[Begin]

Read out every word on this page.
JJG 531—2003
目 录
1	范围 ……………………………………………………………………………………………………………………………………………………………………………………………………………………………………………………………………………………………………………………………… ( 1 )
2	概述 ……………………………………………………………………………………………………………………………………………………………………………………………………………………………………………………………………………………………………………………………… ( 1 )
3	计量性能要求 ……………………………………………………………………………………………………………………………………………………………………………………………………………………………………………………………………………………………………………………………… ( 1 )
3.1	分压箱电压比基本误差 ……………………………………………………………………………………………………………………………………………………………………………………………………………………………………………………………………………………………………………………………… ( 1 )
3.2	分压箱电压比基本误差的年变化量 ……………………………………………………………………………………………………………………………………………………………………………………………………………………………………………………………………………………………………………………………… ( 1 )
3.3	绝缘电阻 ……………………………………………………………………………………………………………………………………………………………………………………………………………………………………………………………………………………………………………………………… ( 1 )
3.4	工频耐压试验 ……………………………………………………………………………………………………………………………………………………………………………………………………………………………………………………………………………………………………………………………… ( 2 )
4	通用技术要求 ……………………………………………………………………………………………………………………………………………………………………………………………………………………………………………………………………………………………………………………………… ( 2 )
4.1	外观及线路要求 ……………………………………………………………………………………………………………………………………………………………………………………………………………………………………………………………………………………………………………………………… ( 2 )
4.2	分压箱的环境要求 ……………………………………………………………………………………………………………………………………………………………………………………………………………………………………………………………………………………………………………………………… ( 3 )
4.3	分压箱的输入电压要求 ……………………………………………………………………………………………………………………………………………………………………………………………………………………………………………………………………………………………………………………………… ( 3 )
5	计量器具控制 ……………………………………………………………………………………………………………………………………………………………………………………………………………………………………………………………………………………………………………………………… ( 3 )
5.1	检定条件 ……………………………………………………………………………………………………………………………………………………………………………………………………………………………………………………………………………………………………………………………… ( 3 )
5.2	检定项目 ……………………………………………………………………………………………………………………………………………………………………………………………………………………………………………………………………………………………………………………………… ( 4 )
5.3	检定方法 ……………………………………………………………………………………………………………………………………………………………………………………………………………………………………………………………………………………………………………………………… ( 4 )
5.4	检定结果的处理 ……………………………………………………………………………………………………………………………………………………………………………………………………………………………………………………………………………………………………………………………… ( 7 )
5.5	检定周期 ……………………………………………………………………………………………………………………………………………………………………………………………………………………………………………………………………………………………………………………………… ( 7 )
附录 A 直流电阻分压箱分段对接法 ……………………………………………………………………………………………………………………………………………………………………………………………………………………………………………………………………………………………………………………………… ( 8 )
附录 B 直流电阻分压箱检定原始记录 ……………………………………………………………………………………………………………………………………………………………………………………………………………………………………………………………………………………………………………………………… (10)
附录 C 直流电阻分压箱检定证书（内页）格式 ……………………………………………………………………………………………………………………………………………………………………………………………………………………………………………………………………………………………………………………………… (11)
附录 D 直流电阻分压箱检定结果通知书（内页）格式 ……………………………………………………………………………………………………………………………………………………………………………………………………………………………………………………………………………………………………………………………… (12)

[End]

**What you have to do:** All entries shown above should be printed again exactly.

**Exercise response:**
Read out every word on this page.
JJG 531—2003
目 录
1	范围 ……………………………………………………………………………………………………………………………………………………………………………………………………………………………………………………………………………………………………………………………… ( 1 )
2	概述 ……………………………………………………………………………………………………………………………………………………………………………………………………………………………………………………………………………………………………………………………… ( 1 )
3	计量性能要求 ……………………………………………………………………………………………………………………………………………………………………………………………………………………………………………………………………………………………………………………………… ( 1 )
3.1	分压箱电压比基本误差 ……………………………………………………………………………………………………………………………………………………………………………………………………………………………………………………………………………………………………………………………… ( 1 )
3.2	分压箱电压比基本误差的年变化量 ……………………………………………………………………………………………………………………………………………………………………………………………………………………………………………………………………………………………………………………………… ( 1 )
3.3	绝缘电阻 ……………………………………………………………………………………………………………………………………………………………………………………………………………………………………………………………………………………………………………………………… ( 1 )
3.4	工频耐压试验 ……………………………………………………………………………………………………………………………………………………………………………………………………………………………………………………………………………………………………………………………… ( 2 )
4	通用技术要求 ……………………………………………………………………………………………………………………………………………………………………………………………………………………………………………………………………………………………………………………………… ( 2 )
4.1	外观及线路要求 ……………………………………………………………………………………………………………………………………………………………………………………………………………………………………………………………………………………………………………………………… ( 2 )
4.2	分压箱的环境要求 ……………………………………………………………………………………………………………………………………………………………………………………………………………………………………………………………………………………………………………………………… ( 3 )
4.3	分压箱的输入电压要求 ……………………………………………………………………………………………………………………………………………………………………………………………………………………………………………………………………………………………………………………………… ( 3 )
5	计量器具控制 ……………………………………………………………………………………………………………………………………………………………………………………………………………………………………………………………………………………………………………………………… ( 3 )
5.1	检定条件 ……………………………………………………………………………………………………………………………………………………………………………………………………………………………………………………………………………………………………………………………… ( 3 )
5.2	检定项目 ……………………………………………………………………………………………………………………………………………………………………………………………………………………………………………………………………………………………………………………………… ( 4 )
5.3	检定方法 ……………………………………………………………………………………………………………………………………………………………………………………………………………………………………………………………………………………………………………………………… ( 4 )
5.4	检定结果的处理 ……………………………………………………………………………………………………………………………………………………………………………………………………………………………………………………………………………………………………………………………… ( 7 )
5.5	检定周期 ……………………………………………………………………………………………………………………………………………………………………………………………………………………………………………………………………………………………………………………………… ( 7 )
附录 A 直流电阻分压箱分段对接法 ……………………………………………………………………………………………………………………………………………………………………………………………………………………………………………………………………………………………………………………………… ( 8 )
附录 B 直流电阻分压箱检定原始记录 ……………………………………………………………………………………………………………………………………………………………………………………………………………………………………………………………………………………………………………………………… (10)
附录 C 直流电阻分压箱检定证书（内页）格式 ……………………………………………………………………………………………………………………………………………………………………………………………………………………………………………………………………………………………………………………………… (11)
附录 D 直流电阻分压箱检定结果通知书（内页）格式 ……………………………………………………………………………………………………………………………………………………………………………………………………………………………………………………………………………………………………………………………… (12)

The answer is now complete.